::: Text provided

A new me in 2010!

Can I make my goal in GPT this year?

Tuesday, November 24, 2009

Chicken Fried Rice

Okay, I'm late in posting this..lol. Sorry! Monday was a rather bad day for us. I would ask that you all keep us in your prayers please. We're going thru something right now that only God can help us fix.

Now! Onto the regular posting!

Today's decluttering went quite well. In the bathroom I cleaned out the medicine cabinent getting rid of all expired meds and compressing double bottles into one etc. Also cleaned out my drawer of junk..lol. Got a half of a 13 gallon trash bag out of the bathroom.

Onto the Master bedroom...it was scary. I literally mean it scared me. :D Anyhow, I got all laundry that was sitting around put away nice and neat, got the bed moved and the dresser moved and the entire thing spic and span. Took out 2 bags of old clothes or ones that no longer fit DH or myself.

Onto Mmmm-Monday!

Today's Mmmm moment is homemade Chicken Fried Rice! YUMMY!

::::::
::: Information supplied

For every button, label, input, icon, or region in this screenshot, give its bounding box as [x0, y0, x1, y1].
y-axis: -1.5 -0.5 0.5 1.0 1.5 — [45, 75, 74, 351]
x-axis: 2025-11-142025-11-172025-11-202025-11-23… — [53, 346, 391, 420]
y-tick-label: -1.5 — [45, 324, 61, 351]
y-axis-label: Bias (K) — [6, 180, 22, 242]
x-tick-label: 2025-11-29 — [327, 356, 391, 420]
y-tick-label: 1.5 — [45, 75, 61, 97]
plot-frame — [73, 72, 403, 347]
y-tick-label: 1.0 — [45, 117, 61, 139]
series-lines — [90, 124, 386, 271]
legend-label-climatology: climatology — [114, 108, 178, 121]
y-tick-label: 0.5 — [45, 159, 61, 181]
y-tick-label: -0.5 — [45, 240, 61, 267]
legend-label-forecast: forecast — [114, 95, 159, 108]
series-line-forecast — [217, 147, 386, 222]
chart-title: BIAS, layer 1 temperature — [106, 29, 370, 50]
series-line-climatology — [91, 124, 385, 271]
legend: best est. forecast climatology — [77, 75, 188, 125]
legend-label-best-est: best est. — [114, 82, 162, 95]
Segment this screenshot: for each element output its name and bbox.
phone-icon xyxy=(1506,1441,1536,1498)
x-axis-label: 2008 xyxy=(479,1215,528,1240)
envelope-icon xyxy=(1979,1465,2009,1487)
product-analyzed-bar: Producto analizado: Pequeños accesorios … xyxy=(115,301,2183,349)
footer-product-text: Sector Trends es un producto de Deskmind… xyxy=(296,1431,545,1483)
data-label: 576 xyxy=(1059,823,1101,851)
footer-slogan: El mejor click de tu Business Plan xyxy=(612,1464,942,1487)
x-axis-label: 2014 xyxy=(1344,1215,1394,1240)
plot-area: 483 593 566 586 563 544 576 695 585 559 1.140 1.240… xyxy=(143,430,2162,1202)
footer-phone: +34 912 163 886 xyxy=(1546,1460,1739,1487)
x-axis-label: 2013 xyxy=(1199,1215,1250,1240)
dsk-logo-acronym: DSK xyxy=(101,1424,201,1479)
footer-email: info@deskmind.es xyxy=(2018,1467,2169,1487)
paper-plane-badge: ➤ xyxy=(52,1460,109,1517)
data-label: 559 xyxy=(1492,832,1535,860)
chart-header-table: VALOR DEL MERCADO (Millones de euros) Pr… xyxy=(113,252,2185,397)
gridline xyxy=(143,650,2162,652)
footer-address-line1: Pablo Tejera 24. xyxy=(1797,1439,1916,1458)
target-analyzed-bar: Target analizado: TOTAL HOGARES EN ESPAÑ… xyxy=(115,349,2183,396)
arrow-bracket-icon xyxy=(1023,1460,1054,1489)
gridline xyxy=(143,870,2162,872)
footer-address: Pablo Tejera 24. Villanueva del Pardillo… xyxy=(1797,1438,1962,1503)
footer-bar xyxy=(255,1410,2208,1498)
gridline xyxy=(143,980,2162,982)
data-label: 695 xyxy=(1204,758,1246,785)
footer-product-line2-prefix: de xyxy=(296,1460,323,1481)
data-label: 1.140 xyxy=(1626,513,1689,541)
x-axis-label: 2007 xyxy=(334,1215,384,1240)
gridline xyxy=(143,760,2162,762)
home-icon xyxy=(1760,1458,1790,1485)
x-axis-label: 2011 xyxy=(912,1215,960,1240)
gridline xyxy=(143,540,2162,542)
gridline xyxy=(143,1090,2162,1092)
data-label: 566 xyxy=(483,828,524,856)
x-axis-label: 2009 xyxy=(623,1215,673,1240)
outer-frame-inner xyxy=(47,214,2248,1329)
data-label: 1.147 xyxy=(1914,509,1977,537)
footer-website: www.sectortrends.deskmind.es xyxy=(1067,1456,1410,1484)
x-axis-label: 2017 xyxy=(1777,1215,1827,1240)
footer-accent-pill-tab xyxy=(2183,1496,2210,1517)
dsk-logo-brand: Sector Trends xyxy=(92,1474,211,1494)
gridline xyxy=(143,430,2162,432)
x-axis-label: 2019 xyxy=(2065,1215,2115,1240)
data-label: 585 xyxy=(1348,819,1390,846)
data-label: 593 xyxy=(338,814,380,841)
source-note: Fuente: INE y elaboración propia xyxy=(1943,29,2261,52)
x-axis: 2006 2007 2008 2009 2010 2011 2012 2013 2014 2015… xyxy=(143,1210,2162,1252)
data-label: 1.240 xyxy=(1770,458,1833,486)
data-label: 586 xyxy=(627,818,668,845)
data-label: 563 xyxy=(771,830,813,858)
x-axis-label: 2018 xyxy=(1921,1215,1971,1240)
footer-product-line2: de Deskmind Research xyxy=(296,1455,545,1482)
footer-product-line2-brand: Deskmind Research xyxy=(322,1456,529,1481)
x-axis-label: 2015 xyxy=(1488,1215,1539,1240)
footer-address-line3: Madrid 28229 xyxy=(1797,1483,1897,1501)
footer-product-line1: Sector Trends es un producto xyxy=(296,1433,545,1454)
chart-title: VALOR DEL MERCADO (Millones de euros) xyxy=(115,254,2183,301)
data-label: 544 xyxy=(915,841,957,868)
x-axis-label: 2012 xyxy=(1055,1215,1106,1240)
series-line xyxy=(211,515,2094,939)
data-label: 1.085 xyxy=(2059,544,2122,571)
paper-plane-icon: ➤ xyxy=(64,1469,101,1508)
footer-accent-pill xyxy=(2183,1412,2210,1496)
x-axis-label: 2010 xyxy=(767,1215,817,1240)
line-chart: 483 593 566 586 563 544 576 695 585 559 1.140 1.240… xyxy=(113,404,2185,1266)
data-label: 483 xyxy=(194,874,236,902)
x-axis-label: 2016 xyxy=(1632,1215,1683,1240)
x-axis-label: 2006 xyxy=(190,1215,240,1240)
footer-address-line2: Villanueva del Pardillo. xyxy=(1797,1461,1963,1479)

::::::

Required work.
1) In the decluttering blog post, why did the two bags of clothes leave the master bedroom? Answer in one to three sentences.
2) Take the decluttering blog post further, starting right after its final line about homemade Chicken Fried Rice.

Answers by item.
1) The clothes in those two bags were either old or no longer fit DH or the writer.

2)
  • 3 tablespoons vegetable oil, divided
  • 3 eggs, beaten
  • 3 cups cold cooked white rice
  • 2 cups chopped cooked chicken
  • 1/2 cup sliced celery
  • 1/2 cup shredded carrot
  • 1 cup frozen green pea, thawed
  • 2 green onions, sliced
  • 1-3 tablespoon soy sauce


  1. To cook chicken-wrap tightly in foil (making sure to seal the ends -- you want it completely wrapped) and bake on a baking sheet @ 350 for 35-40 min or until no longer pink. No seasonings needed. The foil keeps the juices in with the meat resulting in a VERY moist piece of chicken.

  2. Heat 1 tablespoon of oil in a wok or large skillet over medium-high heat
  3. Pour in the eggs; cook and stir until scrambled and firm. Remove from wok, and set aside.
  4. Put remaining 2 tablespoons of oil in the wok and turn heat up to high.
  5. Stir in rice until each grain is coated with oil.Stir in chicken, celery, carrot, peas and green onions.
  6. Reduce heat to medium, cover and allow to steam for 5 minutes.Stir in scrambled eggs and soy sauce, and cook until eggs are heated through.
  7. **NOTE: The rice used in this HAS to be cold. I fix mine in the morning and then leave it in the fridge until dinner time.
Enjoy! Tomorrow is Timeless Tuesday! I love all things vintage so on Tuesday's we're gonna explore that love! Hope to see ya'll!